Copy out every line that contains the word "does".
────────────────────────────────────────
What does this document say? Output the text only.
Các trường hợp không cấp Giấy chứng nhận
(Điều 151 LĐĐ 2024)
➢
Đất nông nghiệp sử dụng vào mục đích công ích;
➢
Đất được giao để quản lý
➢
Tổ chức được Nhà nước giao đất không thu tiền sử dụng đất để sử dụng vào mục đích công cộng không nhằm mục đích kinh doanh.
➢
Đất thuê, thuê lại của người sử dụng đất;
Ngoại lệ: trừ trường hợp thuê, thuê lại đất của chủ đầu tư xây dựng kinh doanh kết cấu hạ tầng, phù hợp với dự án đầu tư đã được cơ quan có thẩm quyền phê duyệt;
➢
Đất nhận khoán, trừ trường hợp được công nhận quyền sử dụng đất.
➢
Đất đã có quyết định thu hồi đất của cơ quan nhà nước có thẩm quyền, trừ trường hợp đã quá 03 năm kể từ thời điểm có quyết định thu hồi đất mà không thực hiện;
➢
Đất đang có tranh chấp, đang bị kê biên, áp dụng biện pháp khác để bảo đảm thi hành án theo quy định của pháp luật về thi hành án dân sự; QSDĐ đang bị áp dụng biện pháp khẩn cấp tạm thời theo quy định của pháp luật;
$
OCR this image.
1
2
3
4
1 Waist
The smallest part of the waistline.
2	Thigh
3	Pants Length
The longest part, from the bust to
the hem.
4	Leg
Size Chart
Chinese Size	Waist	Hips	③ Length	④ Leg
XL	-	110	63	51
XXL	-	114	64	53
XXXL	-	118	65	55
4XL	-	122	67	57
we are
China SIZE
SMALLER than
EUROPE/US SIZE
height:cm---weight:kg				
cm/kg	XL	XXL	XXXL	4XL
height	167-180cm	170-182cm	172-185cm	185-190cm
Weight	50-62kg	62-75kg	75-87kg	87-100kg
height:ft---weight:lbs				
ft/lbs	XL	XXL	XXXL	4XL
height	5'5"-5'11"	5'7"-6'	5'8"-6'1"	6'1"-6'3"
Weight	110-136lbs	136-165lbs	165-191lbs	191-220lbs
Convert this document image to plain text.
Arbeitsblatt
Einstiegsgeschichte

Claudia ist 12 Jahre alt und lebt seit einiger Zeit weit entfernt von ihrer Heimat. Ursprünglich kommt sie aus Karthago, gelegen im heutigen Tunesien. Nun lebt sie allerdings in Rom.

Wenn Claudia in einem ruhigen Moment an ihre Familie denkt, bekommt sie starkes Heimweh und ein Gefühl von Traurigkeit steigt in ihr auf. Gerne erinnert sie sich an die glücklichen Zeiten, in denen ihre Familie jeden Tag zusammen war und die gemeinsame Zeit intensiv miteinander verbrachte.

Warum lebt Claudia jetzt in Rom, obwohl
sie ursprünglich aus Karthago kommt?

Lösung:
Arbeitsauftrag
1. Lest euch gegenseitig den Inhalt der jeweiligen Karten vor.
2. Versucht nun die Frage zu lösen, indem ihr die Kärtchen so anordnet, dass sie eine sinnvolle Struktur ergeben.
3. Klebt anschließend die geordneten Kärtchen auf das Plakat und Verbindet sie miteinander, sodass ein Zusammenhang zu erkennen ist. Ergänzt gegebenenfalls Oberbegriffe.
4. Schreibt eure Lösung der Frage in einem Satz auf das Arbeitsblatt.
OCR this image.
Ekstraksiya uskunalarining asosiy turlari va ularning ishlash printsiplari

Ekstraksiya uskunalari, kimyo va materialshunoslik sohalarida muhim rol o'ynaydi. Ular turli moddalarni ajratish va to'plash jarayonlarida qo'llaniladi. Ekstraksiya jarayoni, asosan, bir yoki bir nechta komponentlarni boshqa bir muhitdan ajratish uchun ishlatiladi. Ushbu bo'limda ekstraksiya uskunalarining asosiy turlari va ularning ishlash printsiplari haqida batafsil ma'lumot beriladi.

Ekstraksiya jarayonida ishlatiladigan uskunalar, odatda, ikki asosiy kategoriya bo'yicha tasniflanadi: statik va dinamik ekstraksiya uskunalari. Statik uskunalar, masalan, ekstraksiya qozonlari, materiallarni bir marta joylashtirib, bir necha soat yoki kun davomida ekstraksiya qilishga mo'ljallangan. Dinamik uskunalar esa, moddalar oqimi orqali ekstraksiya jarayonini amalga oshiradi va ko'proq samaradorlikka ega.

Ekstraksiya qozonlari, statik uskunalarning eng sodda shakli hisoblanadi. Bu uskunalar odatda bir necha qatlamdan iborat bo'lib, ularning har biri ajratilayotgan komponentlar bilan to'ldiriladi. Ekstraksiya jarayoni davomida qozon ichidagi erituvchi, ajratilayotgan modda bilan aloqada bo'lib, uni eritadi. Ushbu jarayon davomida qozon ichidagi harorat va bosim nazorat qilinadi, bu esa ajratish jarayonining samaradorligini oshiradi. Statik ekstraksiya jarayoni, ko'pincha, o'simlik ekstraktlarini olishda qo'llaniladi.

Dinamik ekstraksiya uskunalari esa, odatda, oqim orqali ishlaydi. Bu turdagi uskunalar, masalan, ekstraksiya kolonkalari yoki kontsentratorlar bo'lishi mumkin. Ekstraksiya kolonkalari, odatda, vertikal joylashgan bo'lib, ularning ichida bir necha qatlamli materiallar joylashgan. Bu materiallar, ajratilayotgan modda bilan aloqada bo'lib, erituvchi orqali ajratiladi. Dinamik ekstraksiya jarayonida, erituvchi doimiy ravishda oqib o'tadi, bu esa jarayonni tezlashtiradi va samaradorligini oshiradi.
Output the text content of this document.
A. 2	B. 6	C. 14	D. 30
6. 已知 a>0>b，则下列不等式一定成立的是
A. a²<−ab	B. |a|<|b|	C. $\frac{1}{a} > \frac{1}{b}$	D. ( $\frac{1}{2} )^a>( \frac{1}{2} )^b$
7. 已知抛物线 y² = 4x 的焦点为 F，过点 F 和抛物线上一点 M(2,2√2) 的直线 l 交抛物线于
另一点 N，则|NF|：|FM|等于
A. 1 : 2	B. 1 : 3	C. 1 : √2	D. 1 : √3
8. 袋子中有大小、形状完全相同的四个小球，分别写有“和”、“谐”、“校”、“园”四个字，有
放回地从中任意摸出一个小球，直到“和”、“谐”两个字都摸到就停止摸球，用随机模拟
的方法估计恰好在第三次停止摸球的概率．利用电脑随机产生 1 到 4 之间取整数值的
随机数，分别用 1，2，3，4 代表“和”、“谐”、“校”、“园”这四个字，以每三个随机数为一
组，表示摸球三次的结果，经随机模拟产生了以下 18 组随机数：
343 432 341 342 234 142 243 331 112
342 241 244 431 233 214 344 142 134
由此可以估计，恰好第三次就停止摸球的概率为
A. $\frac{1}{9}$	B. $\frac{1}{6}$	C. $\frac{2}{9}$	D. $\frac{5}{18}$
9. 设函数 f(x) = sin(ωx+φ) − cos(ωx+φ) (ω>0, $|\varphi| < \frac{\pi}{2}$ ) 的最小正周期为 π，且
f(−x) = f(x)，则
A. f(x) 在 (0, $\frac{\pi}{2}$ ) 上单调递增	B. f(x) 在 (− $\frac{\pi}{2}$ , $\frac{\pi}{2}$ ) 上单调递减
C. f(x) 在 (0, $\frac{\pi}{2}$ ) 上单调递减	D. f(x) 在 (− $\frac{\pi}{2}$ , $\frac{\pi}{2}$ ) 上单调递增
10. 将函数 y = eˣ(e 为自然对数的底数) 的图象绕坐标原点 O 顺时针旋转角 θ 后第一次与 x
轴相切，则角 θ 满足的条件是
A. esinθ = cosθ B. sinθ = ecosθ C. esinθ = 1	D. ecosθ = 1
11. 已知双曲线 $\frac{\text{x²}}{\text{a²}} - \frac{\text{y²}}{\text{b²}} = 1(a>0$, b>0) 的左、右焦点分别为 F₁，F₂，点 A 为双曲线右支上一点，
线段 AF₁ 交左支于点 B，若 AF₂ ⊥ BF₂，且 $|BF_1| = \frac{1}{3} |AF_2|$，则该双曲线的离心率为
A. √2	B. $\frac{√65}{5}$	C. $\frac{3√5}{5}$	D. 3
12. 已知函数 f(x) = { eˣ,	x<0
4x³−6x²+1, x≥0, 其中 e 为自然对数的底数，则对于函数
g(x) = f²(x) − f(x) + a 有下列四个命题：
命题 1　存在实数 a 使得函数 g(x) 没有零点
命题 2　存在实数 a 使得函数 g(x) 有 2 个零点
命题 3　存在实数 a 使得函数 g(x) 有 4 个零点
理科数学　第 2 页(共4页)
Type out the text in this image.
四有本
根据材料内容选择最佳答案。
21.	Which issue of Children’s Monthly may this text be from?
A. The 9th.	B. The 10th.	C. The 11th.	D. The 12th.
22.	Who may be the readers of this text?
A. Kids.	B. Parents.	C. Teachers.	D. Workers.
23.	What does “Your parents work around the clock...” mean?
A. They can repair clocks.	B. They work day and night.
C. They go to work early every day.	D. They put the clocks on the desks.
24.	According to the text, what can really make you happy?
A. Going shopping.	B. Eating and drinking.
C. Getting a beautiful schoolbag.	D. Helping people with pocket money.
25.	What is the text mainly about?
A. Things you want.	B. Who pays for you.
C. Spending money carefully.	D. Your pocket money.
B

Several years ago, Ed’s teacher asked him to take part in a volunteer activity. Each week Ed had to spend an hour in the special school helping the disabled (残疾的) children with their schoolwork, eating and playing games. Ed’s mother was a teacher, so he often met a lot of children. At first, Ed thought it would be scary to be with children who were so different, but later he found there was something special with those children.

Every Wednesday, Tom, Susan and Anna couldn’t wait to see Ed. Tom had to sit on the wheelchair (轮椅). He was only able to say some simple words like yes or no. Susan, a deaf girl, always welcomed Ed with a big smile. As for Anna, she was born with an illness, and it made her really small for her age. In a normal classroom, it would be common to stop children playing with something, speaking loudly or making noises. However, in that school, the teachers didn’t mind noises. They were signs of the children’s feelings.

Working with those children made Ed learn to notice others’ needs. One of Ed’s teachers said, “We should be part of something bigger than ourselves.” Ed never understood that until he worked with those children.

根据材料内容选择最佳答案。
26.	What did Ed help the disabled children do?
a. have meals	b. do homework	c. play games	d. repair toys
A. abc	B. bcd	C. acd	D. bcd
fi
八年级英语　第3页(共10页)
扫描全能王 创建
────────────────────────────────────────
Exercise result.
What does this document say? Output the text only.
23.	What does “Your parents work around the clock...” mean?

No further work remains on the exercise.